Saved data entries:
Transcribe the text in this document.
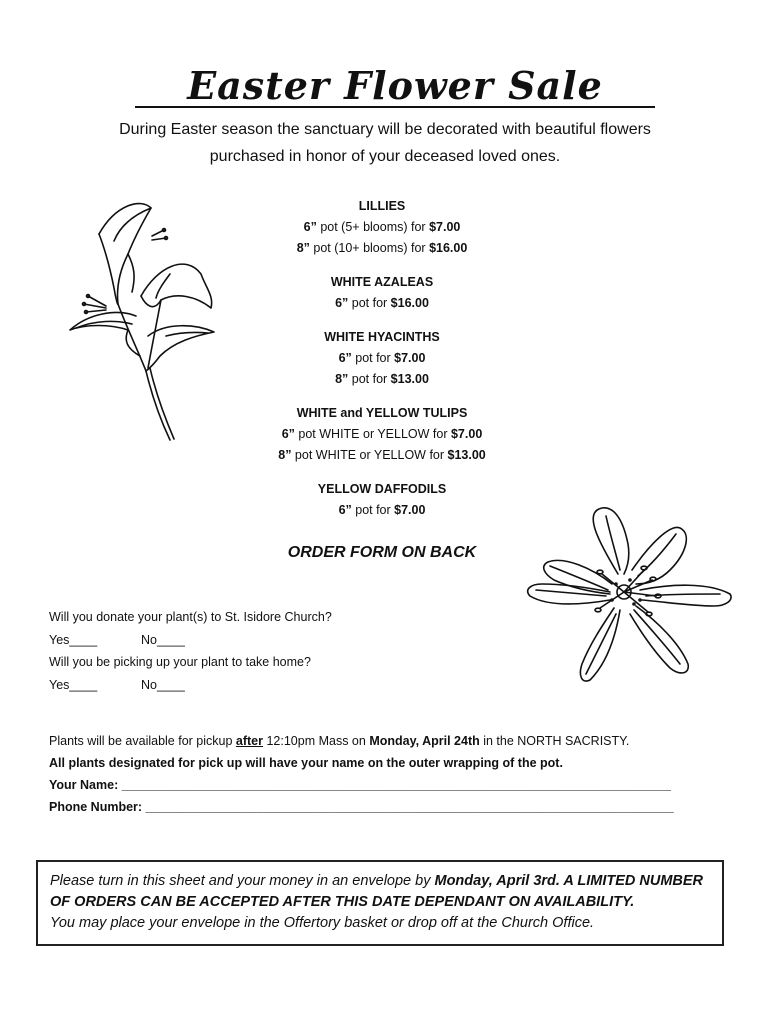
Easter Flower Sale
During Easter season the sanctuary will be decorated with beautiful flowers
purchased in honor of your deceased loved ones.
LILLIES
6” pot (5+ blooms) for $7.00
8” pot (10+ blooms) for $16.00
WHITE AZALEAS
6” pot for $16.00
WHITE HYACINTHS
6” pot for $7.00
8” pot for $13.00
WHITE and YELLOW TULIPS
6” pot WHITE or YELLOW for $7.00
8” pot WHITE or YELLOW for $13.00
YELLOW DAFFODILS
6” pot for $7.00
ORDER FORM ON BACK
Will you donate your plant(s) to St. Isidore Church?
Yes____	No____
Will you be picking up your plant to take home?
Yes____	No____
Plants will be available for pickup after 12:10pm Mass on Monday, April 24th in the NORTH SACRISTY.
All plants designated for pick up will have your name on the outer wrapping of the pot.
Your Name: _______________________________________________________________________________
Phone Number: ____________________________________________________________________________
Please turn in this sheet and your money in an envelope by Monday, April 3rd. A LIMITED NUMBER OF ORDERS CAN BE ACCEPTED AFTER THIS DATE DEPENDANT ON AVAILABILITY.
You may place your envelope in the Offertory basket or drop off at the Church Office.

* * *

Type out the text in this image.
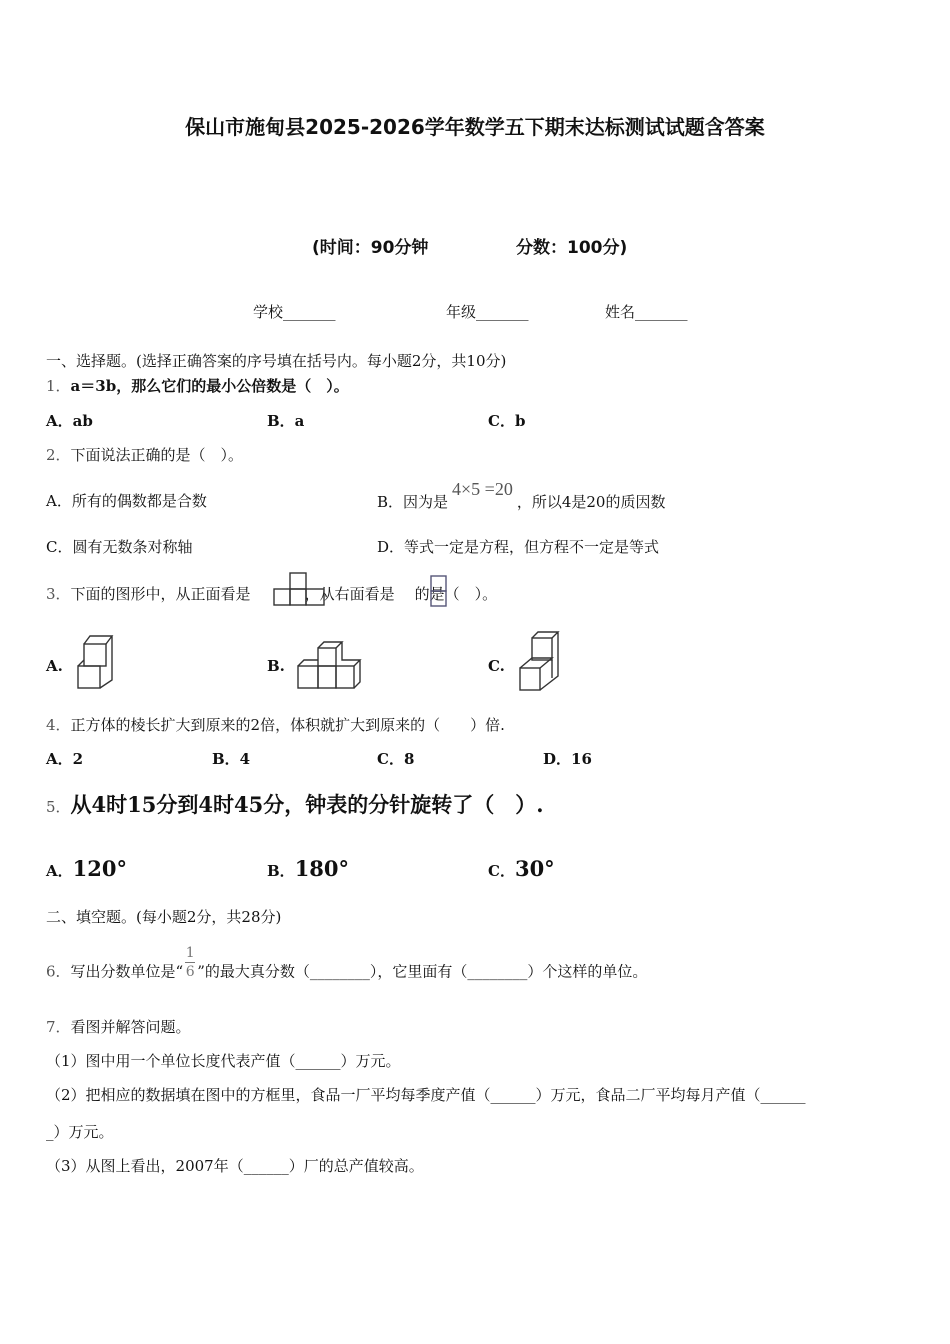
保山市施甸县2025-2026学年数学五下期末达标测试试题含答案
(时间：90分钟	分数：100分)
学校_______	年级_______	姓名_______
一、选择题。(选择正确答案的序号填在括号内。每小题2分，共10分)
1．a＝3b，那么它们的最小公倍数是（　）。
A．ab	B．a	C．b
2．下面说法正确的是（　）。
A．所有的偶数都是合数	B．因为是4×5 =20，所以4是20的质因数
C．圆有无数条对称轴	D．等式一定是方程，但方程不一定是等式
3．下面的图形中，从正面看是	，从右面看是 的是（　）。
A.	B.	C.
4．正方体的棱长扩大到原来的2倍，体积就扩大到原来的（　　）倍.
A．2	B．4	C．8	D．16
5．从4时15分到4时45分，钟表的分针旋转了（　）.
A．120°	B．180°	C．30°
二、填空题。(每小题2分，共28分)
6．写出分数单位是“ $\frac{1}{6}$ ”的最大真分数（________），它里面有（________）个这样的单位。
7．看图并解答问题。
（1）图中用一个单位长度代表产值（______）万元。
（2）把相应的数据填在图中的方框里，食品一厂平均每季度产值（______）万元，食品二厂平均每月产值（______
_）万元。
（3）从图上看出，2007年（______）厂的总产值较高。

---

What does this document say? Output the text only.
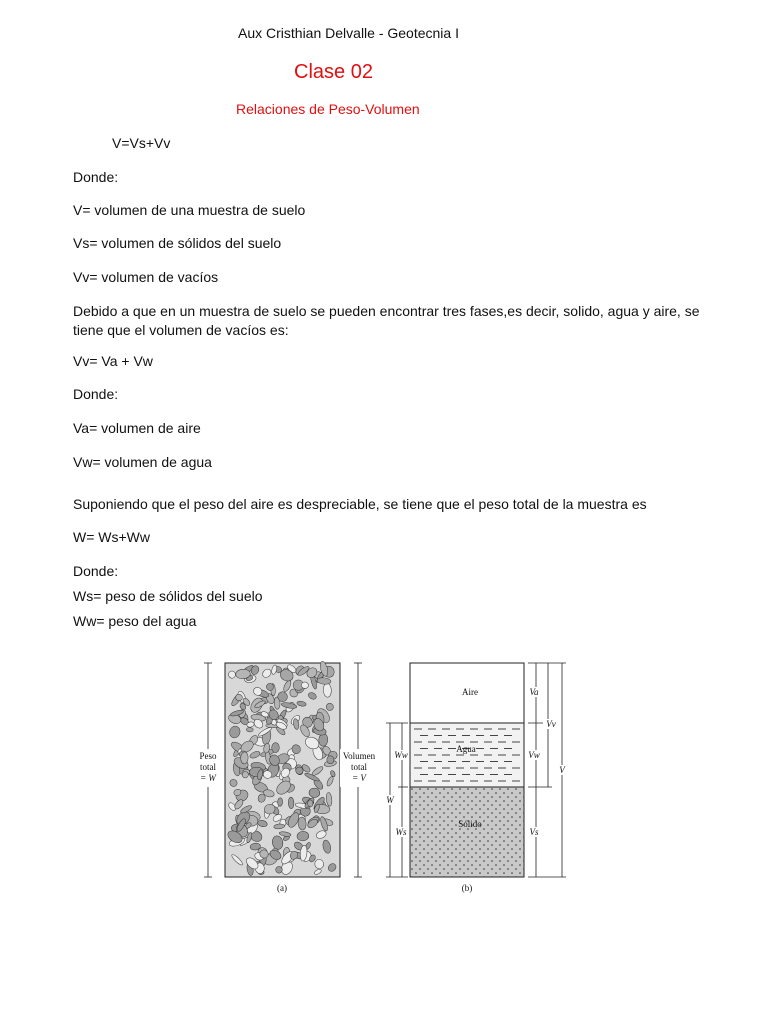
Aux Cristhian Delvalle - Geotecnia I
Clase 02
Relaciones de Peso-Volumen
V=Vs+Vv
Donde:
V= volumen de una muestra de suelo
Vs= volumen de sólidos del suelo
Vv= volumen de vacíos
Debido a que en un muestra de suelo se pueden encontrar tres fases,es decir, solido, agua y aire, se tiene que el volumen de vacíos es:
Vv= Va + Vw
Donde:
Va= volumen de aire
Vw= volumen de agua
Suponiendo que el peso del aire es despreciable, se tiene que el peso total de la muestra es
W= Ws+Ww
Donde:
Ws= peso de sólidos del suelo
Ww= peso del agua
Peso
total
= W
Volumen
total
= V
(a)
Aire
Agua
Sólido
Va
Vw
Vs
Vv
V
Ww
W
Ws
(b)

### Required task:
What is the number of lines in this material that hold the string "muestra"? Answer with that number only.

### Exercise output:
3